Nothing may be dropped or altered: reproduce all the data.

Supplied data
______
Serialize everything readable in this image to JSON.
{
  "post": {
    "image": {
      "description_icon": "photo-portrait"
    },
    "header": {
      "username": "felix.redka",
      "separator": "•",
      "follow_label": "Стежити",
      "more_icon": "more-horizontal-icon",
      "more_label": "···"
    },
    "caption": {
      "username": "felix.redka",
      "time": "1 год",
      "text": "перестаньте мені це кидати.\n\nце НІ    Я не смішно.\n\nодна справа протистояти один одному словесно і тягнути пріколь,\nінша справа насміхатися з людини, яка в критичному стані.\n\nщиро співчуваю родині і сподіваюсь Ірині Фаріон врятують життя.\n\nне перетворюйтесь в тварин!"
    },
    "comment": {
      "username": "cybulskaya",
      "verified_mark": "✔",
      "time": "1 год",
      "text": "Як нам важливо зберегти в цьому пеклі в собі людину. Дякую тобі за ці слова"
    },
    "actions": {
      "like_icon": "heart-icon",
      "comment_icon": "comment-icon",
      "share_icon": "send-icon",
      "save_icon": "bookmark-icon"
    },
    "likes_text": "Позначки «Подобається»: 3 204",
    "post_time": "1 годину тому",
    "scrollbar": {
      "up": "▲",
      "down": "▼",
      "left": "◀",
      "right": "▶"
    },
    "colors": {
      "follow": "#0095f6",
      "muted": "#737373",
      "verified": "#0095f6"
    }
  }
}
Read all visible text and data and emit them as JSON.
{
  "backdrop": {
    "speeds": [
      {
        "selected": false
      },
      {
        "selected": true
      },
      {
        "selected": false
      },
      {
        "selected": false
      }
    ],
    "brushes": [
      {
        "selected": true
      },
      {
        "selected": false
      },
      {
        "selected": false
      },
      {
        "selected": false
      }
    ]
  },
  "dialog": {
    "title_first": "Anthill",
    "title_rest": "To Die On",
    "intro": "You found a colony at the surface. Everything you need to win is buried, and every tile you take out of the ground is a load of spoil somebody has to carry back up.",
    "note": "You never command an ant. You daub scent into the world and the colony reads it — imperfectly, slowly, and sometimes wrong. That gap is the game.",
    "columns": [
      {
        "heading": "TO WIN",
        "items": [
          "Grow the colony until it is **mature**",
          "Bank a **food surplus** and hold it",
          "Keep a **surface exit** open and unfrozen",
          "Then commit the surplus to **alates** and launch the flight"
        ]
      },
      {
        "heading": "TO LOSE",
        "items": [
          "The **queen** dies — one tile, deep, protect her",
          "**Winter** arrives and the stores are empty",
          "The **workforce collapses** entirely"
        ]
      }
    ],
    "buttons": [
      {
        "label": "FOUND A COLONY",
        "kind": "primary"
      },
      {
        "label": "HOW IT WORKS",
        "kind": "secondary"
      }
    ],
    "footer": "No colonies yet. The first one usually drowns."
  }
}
______
Full output
Serialize everything readable in this image to JSON.
{
  "post": {
    "image": {
      "description_icon": "photo-portrait"
    },
    "header": {
      "username": "felix.redka",
      "separator": "•",
      "follow_label": "Стежити",
      "more_icon": "more-horizontal-icon",
      "more_label": "···"
    },
    "caption": {
      "username": "felix.redka",
      "time": "1 год",
      "text": "перестаньте мені це кидати.\n\nце НІ    Я не смішно.\n\nодна справа протистояти один одному словесно і тягнути пріколь,\nінша справа насміхатися з людини, яка в критичному стані.\n\nщиро співчуваю родині і сподіваюсь Ірині Фаріон врятують життя.\n\nне перетворюйтесь в тварин!"
    },
    "comment": {
      "username": "cybulskaya",
      "verified_mark": "✔",
      "time": "1 год",
      "text": "Як нам важливо зберегти в цьому пеклі в собі людину. Дякую тобі за ці слова"
    },
    "actions": {
      "like_icon": "heart-icon",
      "comment_icon": "comment-icon",
      "share_icon": "send-icon",
      "save_icon": "bookmark-icon"
    },
    "likes_text": "Позначки «Подобається»: 3 204",
    "post_time": "1 годину тому",
    "scrollbar": {
      "up": "▲",
      "down": "▼",
      "left": "◀",
      "right": "▶"
    },
    "colors": {
      "follow": "#0095f6",
      "muted": "#737373",
      "verified": "#0095f6"
    }
  }
}
Read all visible text and data and emit them as JSON.
{
  "backdrop": {
    "speeds": [
      {
        "selected": false
      },
      {
        "selected": true
      },
      {
        "selected": false
      },
      {
        "selected": false
      }
    ],
    "brushes": [
      {
        "selected": true
      },
      {
        "selected": false
      },
      {
        "selected": false
      },
      {
        "selected": false
      }
    ]
  },
  "dialog": {
    "title_first": "Anthill",
    "title_rest": "To Die On",
    "intro": "You found a colony at the surface. Everything you need to win is buried, and every tile you take out of the ground is a load of spoil somebody has to carry back up.",
    "note": "You never command an ant. You daub scent into the world and the colony reads it — imperfectly, slowly, and sometimes wrong. That gap is the game.",
    "columns": [
      {
        "heading": "TO WIN",
        "items": [
          "Grow the colony until it is **mature**",
          "Bank a **food surplus** and hold it",
          "Keep a **surface exit** open and unfrozen",
          "Then commit the surplus to **alates** and launch the flight"
        ]
      },
      {
        "heading": "TO LOSE",
        "items": [
          "The **queen** dies — one tile, deep, protect her",
          "**Winter** arrives and the stores are empty",
          "The **workforce collapses** entirely"
        ]
      }
    ],
    "buttons": [
      {
        "label": "FOUND A COLONY",
        "kind": "primary"
      },
      {
        "label": "HOW IT WORKS",
        "kind": "secondary"
      }
    ],
    "footer": "No colonies yet. The first one usually drowns."
  }
}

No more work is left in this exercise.